▶ [TASK REQUIREMENTS]
Repeat the material exactly, every line of it.

▶ [Records that describe figures]

---

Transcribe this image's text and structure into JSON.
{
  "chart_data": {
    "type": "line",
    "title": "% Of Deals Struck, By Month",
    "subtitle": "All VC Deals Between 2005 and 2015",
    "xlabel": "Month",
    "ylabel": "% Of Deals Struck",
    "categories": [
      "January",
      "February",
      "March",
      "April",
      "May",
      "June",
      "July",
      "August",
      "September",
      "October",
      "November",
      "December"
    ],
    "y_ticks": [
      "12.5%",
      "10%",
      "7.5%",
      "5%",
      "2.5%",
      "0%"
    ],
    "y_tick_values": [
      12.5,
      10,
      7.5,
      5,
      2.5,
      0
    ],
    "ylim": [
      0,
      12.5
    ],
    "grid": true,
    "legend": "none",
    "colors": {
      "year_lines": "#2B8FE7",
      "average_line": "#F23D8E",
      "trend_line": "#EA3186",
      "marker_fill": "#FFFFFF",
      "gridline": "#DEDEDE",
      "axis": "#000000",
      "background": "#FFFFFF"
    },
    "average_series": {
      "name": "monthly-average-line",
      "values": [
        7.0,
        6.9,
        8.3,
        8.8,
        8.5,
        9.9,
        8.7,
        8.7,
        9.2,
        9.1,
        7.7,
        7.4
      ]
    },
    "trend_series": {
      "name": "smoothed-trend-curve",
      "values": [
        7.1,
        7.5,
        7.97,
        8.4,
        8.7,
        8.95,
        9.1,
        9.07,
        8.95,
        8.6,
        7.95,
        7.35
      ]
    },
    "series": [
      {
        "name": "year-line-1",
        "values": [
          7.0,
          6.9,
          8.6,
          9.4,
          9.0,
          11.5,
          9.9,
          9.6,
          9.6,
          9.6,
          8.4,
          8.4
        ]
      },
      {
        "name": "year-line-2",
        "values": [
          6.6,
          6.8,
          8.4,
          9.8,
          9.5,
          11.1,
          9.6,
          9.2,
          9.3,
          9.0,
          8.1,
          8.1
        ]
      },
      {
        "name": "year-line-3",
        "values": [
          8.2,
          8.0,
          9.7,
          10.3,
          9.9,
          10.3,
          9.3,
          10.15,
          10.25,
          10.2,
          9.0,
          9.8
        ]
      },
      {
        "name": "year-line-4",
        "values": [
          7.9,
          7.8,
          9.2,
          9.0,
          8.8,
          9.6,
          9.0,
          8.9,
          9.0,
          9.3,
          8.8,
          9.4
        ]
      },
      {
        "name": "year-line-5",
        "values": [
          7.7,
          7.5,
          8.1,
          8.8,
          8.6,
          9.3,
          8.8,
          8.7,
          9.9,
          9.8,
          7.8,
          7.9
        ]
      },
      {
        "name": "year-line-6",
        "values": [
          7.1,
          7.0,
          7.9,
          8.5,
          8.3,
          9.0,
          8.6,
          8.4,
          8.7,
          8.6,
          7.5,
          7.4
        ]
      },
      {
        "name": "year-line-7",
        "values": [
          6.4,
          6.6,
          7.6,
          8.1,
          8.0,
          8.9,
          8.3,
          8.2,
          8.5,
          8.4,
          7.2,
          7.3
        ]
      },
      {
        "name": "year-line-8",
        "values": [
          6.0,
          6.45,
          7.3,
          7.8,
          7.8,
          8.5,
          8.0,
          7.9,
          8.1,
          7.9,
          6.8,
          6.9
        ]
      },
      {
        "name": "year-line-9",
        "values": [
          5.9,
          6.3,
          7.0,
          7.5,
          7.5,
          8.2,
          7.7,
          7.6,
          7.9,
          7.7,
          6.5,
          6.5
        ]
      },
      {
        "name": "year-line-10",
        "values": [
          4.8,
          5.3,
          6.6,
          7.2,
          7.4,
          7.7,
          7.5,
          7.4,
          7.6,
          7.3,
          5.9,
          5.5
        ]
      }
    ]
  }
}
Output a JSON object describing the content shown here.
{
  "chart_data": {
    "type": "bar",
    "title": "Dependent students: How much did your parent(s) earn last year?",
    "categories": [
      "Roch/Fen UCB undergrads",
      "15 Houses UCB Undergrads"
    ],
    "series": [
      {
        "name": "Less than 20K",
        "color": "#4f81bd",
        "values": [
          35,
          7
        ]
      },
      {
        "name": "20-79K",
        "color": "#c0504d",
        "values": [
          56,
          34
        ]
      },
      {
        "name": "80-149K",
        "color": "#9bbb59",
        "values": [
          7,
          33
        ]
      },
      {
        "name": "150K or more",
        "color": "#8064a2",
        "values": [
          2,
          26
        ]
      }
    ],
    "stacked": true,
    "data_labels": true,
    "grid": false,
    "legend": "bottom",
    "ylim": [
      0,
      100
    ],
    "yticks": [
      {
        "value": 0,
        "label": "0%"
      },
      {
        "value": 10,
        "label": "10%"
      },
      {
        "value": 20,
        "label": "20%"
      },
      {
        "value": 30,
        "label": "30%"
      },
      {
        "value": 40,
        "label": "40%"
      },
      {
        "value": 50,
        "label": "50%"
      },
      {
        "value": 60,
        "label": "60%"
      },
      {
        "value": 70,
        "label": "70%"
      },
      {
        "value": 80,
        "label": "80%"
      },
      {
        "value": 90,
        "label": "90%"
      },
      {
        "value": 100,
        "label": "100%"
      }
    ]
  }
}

---

▶ [TASK ANSWER]
Transcribe this image's text and structure into JSON.
{
  "chart_data": {
    "type": "line",
    "title": "% Of Deals Struck, By Month",
    "subtitle": "All VC Deals Between 2005 and 2015",
    "xlabel": "Month",
    "ylabel": "% Of Deals Struck",
    "categories": [
      "January",
      "February",
      "March",
      "April",
      "May",
      "June",
      "July",
      "August",
      "September",
      "October",
      "November",
      "December"
    ],
    "y_ticks": [
      "12.5%",
      "10%",
      "7.5%",
      "5%",
      "2.5%",
      "0%"
    ],
    "y_tick_values": [
      12.5,
      10,
      7.5,
      5,
      2.5,
      0
    ],
    "ylim": [
      0,
      12.5
    ],
    "grid": true,
    "legend": "none",
    "colors": {
      "year_lines": "#2B8FE7",
      "average_line": "#F23D8E",
      "trend_line": "#EA3186",
      "marker_fill": "#FFFFFF",
      "gridline": "#DEDEDE",
      "axis": "#000000",
      "background": "#FFFFFF"
    },
    "average_series": {
      "name": "monthly-average-line",
      "values": [
        7.0,
        6.9,
        8.3,
        8.8,
        8.5,
        9.9,
        8.7,
        8.7,
        9.2,
        9.1,
        7.7,
        7.4
      ]
    },
    "trend_series": {
      "name": "smoothed-trend-curve",
      "values": [
        7.1,
        7.5,
        7.97,
        8.4,
        8.7,
        8.95,
        9.1,
        9.07,
        8.95,
        8.6,
        7.95,
        7.35
      ]
    },
    "series": [
      {
        "name": "year-line-1",
        "values": [
          7.0,
          6.9,
          8.6,
          9.4,
          9.0,
          11.5,
          9.9,
          9.6,
          9.6,
          9.6,
          8.4,
          8.4
        ]
      },
      {
        "name": "year-line-2",
        "values": [
          6.6,
          6.8,
          8.4,
          9.8,
          9.5,
          11.1,
          9.6,
          9.2,
          9.3,
          9.0,
          8.1,
          8.1
        ]
      },
      {
        "name": "year-line-3",
        "values": [
          8.2,
          8.0,
          9.7,
          10.3,
          9.9,
          10.3,
          9.3,
          10.15,
          10.25,
          10.2,
          9.0,
          9.8
        ]
      },
      {
        "name": "year-line-4",
        "values": [
          7.9,
          7.8,
          9.2,
          9.0,
          8.8,
          9.6,
          9.0,
          8.9,
          9.0,
          9.3,
          8.8,
          9.4
        ]
      },
      {
        "name": "year-line-5",
        "values": [
          7.7,
          7.5,
          8.1,
          8.8,
          8.6,
          9.3,
          8.8,
          8.7,
          9.9,
          9.8,
          7.8,
          7.9
        ]
      },
      {
        "name": "year-line-6",
        "values": [
          7.1,
          7.0,
          7.9,
          8.5,
          8.3,
          9.0,
          8.6,
          8.4,
          8.7,
          8.6,
          7.5,
          7.4
        ]
      },
      {
        "name": "year-line-7",
        "values": [
          6.4,
          6.6,
          7.6,
          8.1,
          8.0,
          8.9,
          8.3,
          8.2,
          8.5,
          8.4,
          7.2,
          7.3
        ]
      },
      {
        "name": "year-line-8",
        "values": [
          6.0,
          6.45,
          7.3,
          7.8,
          7.8,
          8.5,
          8.0,
          7.9,
          8.1,
          7.9,
          6.8,
          6.9
        ]
      },
      {
        "name": "year-line-9",
        "values": [
          5.9,
          6.3,
          7.0,
          7.5,
          7.5,
          8.2,
          7.7,
          7.6,
          7.9,
          7.7,
          6.5,
          6.5
        ]
      },
      {
        "name": "year-line-10",
        "values": [
          4.8,
          5.3,
          6.6,
          7.2,
          7.4,
          7.7,
          7.5,
          7.4,
          7.6,
          7.3,
          5.9,
          5.5
        ]
      }
    ]
  }
}
Output a JSON object describing the content shown here.
{
  "chart_data": {
    "type": "bar",
    "title": "Dependent students: How much did your parent(s) earn last year?",
    "categories": [
      "Roch/Fen UCB undergrads",
      "15 Houses UCB Undergrads"
    ],
    "series": [
      {
        "name": "Less than 20K",
        "color": "#4f81bd",
        "values": [
          35,
          7
        ]
      },
      {
        "name": "20-79K",
        "color": "#c0504d",
        "values": [
          56,
          34
        ]
      },
      {
        "name": "80-149K",
        "color": "#9bbb59",
        "values": [
          7,
          33
        ]
      },
      {
        "name": "150K or more",
        "color": "#8064a2",
        "values": [
          2,
          26
        ]
      }
    ],
    "stacked": true,
    "data_labels": true,
    "grid": false,
    "legend": "bottom",
    "ylim": [
      0,
      100
    ],
    "yticks": [
      {
        "value": 0,
        "label": "0%"
      },
      {
        "value": 10,
        "label": "10%"
      },
      {
        "value": 20,
        "label": "20%"
      },
      {
        "value": 30,
        "label": "30%"
      },
      {
        "value": 40,
        "label": "40%"
      },
      {
        "value": 50,
        "label": "50%"
      },
      {
        "value": 60,
        "label": "60%"
      },
      {
        "value": 70,
        "label": "70%"
      },
      {
        "value": 80,
        "label": "80%"
      },
      {
        "value": 90,
        "label": "90%"
      },
      {
        "value": 100,
        "label": "100%"
      }
    ]
  }
}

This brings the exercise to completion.